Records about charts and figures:
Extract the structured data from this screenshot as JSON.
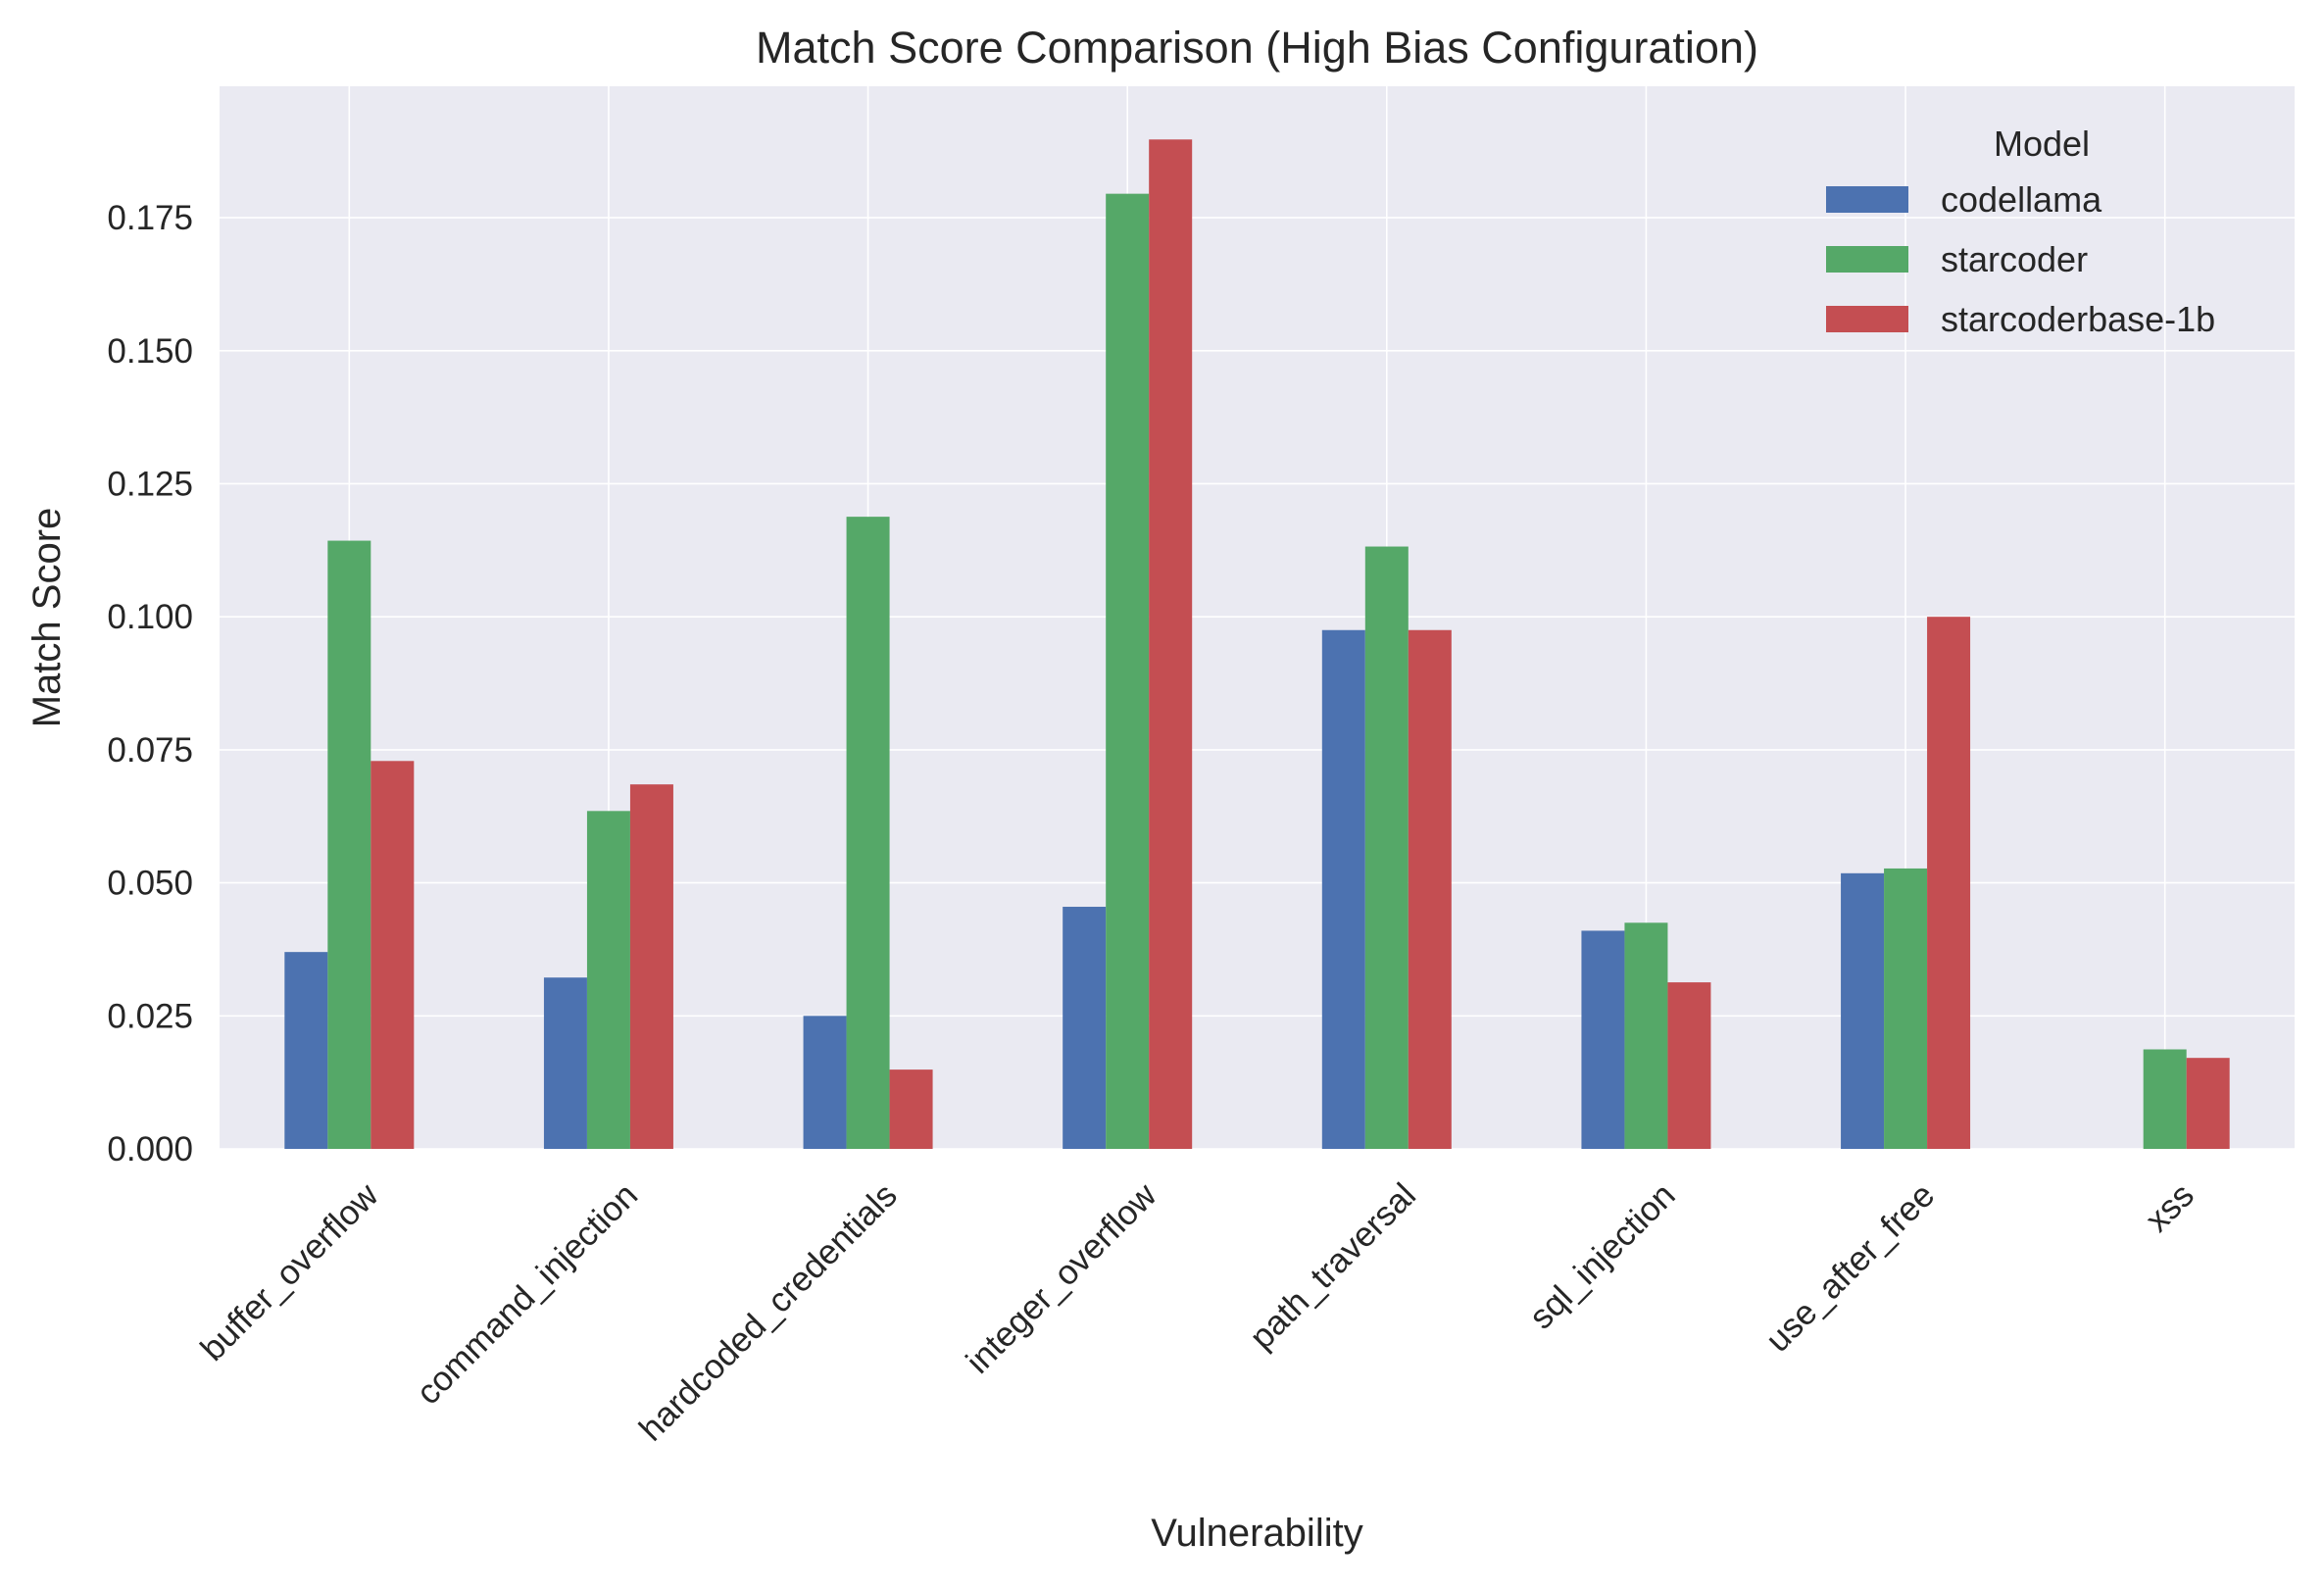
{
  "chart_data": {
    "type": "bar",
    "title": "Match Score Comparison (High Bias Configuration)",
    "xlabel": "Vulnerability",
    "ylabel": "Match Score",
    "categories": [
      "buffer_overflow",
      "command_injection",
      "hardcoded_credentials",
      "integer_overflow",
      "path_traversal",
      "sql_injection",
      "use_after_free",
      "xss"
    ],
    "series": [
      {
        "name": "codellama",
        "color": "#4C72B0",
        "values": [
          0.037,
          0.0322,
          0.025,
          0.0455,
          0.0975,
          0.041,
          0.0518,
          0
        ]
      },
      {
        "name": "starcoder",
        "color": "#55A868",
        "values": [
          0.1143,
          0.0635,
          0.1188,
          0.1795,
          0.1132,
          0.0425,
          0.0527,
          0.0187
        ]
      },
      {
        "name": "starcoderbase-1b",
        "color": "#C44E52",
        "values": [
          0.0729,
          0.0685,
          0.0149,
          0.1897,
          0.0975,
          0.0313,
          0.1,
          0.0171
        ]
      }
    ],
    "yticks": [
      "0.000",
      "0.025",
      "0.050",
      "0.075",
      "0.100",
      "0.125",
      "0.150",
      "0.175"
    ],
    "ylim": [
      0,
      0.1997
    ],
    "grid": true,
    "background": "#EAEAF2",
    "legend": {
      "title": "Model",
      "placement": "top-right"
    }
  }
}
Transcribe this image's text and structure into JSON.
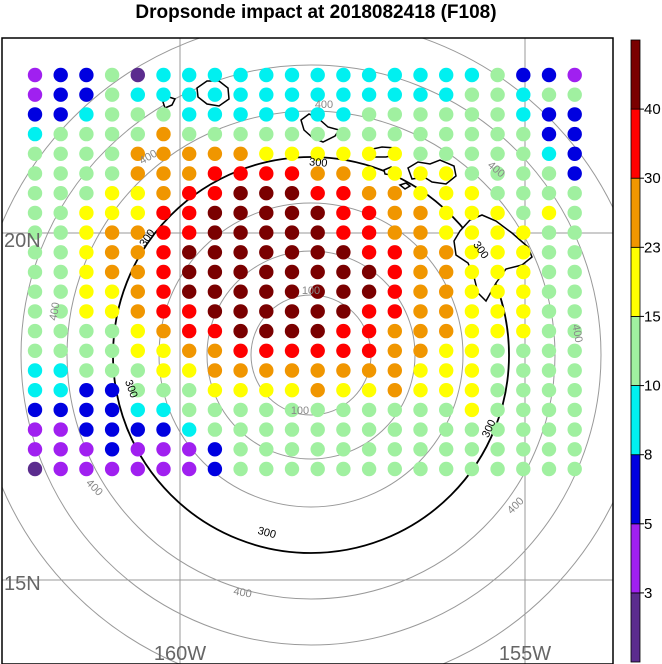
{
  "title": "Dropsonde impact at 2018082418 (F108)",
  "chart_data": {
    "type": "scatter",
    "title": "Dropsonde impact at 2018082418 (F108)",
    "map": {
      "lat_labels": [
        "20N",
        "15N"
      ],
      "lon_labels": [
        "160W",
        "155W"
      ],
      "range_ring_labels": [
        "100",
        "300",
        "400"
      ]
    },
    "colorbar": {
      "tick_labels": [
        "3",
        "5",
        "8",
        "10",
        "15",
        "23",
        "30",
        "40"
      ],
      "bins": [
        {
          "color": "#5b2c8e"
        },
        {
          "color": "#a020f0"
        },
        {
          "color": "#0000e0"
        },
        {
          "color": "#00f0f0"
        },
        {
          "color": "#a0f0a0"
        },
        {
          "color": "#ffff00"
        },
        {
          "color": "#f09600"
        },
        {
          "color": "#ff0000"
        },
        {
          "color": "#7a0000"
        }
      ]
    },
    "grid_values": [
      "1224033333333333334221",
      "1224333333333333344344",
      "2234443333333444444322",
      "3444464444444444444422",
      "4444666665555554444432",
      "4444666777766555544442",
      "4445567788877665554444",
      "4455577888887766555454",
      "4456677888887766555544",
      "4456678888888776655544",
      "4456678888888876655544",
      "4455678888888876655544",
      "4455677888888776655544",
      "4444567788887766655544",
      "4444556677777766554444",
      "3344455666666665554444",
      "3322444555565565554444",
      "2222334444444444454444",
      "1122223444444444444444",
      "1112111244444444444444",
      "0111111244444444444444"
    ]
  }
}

- **What this task involves**
Transcribe the material exactly, keeping every word and none of the pictures.

- **Final answer**
Extract the structured data from this screenshot as JSON.
{
  "chart_data": {
    "type": "bar",
    "title": "Match Score Comparison (High Bias Configuration)",
    "xlabel": "Vulnerability",
    "ylabel": "Match Score",
    "categories": [
      "buffer_overflow",
      "command_injection",
      "hardcoded_credentials",
      "integer_overflow",
      "path_traversal",
      "sql_injection",
      "use_after_free",
      "xss"
    ],
    "series": [
      {
        "name": "codellama",
        "color": "#4C72B0",
        "values": [
          0.037,
          0.0322,
          0.025,
          0.0455,
          0.0975,
          0.041,
          0.0518,
          0
        ]
      },
      {
        "name": "starcoder",
        "color": "#55A868",
        "values": [
          0.1143,
          0.0635,
          0.1188,
          0.1795,
          0.1132,
          0.0425,
          0.0527,
          0.0187
        ]
      },
      {
        "name": "starcoderbase-1b",
        "color": "#C44E52",
        "values": [
          0.0729,
          0.0685,
          0.0149,
          0.1897,
          0.0975,
          0.0313,
          0.1,
          0.0171
        ]
      }
    ],
    "yticks": [
      "0.000",
      "0.025",
      "0.050",
      "0.075",
      "0.100",
      "0.125",
      "0.150",
      "0.175"
    ],
    "ylim": [
      0,
      0.1997
    ],
    "grid": true,
    "background": "#EAEAF2",
    "legend": {
      "title": "Model",
      "placement": "top-right"
    }
  }
}
Transcribe this image's text and structure into JSON.
{
  "title": "Dropsonde impact at 2018082418 (F108)",
  "chart_data": {
    "type": "scatter",
    "title": "Dropsonde impact at 2018082418 (F108)",
    "map": {
      "lat_labels": [
        "20N",
        "15N"
      ],
      "lon_labels": [
        "160W",
        "155W"
      ],
      "range_ring_labels": [
        "100",
        "300",
        "400"
      ]
    },
    "colorbar": {
      "tick_labels": [
        "3",
        "5",
        "8",
        "10",
        "15",
        "23",
        "30",
        "40"
      ],
      "bins": [
        {
          "color": "#5b2c8e"
        },
        {
          "color": "#a020f0"
        },
        {
          "color": "#0000e0"
        },
        {
          "color": "#00f0f0"
        },
        {
          "color": "#a0f0a0"
        },
        {
          "color": "#ffff00"
        },
        {
          "color": "#f09600"
        },
        {
          "color": "#ff0000"
        },
        {
          "color": "#7a0000"
        }
      ]
    },
    "grid_values": [
      "1224033333333333334221",
      "1224333333333333344344",
      "2234443333333444444322",
      "3444464444444444444422",
      "4444666665555554444432",
      "4444666777766555544442",
      "4445567788877665554444",
      "4455577888887766555454",
      "4456677888887766555544",
      "4456678888888776655544",
      "4456678888888876655544",
      "4455678888888876655544",
      "4455677888888776655544",
      "4444567788887766655544",
      "4444556677777766554444",
      "3344455666666665554444",
      "3322444555565565554444",
      "2222334444444444454444",
      "1122223444444444444444",
      "1112111244444444444444",
      "0111111244444444444444"
    ]
  }
}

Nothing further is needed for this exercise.